WHAT YOU SHOULD DO: Output all of the entries exactly as written.

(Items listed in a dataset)
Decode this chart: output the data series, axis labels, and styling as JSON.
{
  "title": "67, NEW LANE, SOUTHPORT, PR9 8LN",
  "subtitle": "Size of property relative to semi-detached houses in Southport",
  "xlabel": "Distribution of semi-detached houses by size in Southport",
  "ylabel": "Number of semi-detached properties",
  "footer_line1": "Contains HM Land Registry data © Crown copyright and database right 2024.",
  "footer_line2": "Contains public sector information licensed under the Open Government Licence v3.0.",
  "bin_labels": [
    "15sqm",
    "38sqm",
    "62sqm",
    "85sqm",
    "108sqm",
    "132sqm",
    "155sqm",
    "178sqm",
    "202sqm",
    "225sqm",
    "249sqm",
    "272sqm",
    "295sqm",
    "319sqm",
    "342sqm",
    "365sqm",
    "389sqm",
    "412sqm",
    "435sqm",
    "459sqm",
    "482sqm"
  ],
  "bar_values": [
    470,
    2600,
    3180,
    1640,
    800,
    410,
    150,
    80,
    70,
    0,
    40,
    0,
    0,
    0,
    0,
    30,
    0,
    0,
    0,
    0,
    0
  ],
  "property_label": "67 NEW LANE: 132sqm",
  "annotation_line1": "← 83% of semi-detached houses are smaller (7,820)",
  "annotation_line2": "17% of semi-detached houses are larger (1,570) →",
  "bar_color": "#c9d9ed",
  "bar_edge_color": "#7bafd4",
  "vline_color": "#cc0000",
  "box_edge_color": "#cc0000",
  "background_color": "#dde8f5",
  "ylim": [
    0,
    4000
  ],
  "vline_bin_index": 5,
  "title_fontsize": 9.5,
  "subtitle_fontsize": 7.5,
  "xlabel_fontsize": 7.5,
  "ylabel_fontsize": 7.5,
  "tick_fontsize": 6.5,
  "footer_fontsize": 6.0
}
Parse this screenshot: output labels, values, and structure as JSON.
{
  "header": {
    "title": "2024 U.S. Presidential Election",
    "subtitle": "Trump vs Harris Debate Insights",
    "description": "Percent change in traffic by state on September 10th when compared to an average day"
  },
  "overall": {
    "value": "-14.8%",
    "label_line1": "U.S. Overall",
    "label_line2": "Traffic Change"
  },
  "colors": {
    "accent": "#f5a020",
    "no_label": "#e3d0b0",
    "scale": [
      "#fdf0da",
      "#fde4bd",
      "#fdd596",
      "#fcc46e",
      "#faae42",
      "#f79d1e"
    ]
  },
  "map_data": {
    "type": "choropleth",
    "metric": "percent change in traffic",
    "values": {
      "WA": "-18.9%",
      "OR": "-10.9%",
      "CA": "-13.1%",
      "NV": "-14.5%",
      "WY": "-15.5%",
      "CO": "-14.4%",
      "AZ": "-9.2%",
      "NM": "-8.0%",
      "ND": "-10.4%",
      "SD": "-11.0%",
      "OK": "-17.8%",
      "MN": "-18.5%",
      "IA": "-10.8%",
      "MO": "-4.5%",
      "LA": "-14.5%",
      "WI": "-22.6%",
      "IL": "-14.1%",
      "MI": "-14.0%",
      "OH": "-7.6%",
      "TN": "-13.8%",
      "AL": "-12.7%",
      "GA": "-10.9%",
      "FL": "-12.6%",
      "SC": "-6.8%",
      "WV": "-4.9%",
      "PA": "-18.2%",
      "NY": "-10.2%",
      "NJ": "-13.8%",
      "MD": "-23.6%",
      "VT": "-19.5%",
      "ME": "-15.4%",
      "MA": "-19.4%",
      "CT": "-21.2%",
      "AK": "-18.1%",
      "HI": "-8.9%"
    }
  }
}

FULL ANSWER:
Decode this chart: output the data series, axis labels, and styling as JSON.
{
  "title": "67, NEW LANE, SOUTHPORT, PR9 8LN",
  "subtitle": "Size of property relative to semi-detached houses in Southport",
  "xlabel": "Distribution of semi-detached houses by size in Southport",
  "ylabel": "Number of semi-detached properties",
  "footer_line1": "Contains HM Land Registry data © Crown copyright and database right 2024.",
  "footer_line2": "Contains public sector information licensed under the Open Government Licence v3.0.",
  "bin_labels": [
    "15sqm",
    "38sqm",
    "62sqm",
    "85sqm",
    "108sqm",
    "132sqm",
    "155sqm",
    "178sqm",
    "202sqm",
    "225sqm",
    "249sqm",
    "272sqm",
    "295sqm",
    "319sqm",
    "342sqm",
    "365sqm",
    "389sqm",
    "412sqm",
    "435sqm",
    "459sqm",
    "482sqm"
  ],
  "bar_values": [
    470,
    2600,
    3180,
    1640,
    800,
    410,
    150,
    80,
    70,
    0,
    40,
    0,
    0,
    0,
    0,
    30,
    0,
    0,
    0,
    0,
    0
  ],
  "property_label": "67 NEW LANE: 132sqm",
  "annotation_line1": "← 83% of semi-detached houses are smaller (7,820)",
  "annotation_line2": "17% of semi-detached houses are larger (1,570) →",
  "bar_color": "#c9d9ed",
  "bar_edge_color": "#7bafd4",
  "vline_color": "#cc0000",
  "box_edge_color": "#cc0000",
  "background_color": "#dde8f5",
  "ylim": [
    0,
    4000
  ],
  "vline_bin_index": 5,
  "title_fontsize": 9.5,
  "subtitle_fontsize": 7.5,
  "xlabel_fontsize": 7.5,
  "ylabel_fontsize": 7.5,
  "tick_fontsize": 6.5,
  "footer_fontsize": 6.0
}
Parse this screenshot: output labels, values, and structure as JSON.
{
  "header": {
    "title": "2024 U.S. Presidential Election",
    "subtitle": "Trump vs Harris Debate Insights",
    "description": "Percent change in traffic by state on September 10th when compared to an average day"
  },
  "overall": {
    "value": "-14.8%",
    "label_line1": "U.S. Overall",
    "label_line2": "Traffic Change"
  },
  "colors": {
    "accent": "#f5a020",
    "no_label": "#e3d0b0",
    "scale": [
      "#fdf0da",
      "#fde4bd",
      "#fdd596",
      "#fcc46e",
      "#faae42",
      "#f79d1e"
    ]
  },
  "map_data": {
    "type": "choropleth",
    "metric": "percent change in traffic",
    "values": {
      "WA": "-18.9%",
      "OR": "-10.9%",
      "CA": "-13.1%",
      "NV": "-14.5%",
      "WY": "-15.5%",
      "CO": "-14.4%",
      "AZ": "-9.2%",
      "NM": "-8.0%",
      "ND": "-10.4%",
      "SD": "-11.0%",
      "OK": "-17.8%",
      "MN": "-18.5%",
      "IA": "-10.8%",
      "MO": "-4.5%",
      "LA": "-14.5%",
      "WI": "-22.6%",
      "IL": "-14.1%",
      "MI": "-14.0%",
      "OH": "-7.6%",
      "TN": "-13.8%",
      "AL": "-12.7%",
      "GA": "-10.9%",
      "FL": "-12.6%",
      "SC": "-6.8%",
      "WV": "-4.9%",
      "PA": "-18.2%",
      "NY": "-10.2%",
      "NJ": "-13.8%",
      "MD": "-23.6%",
      "VT": "-19.5%",
      "ME": "-15.4%",
      "MA": "-19.4%",
      "CT": "-21.2%",
      "AK": "-18.1%",
      "HI": "-8.9%"
    }
  }
}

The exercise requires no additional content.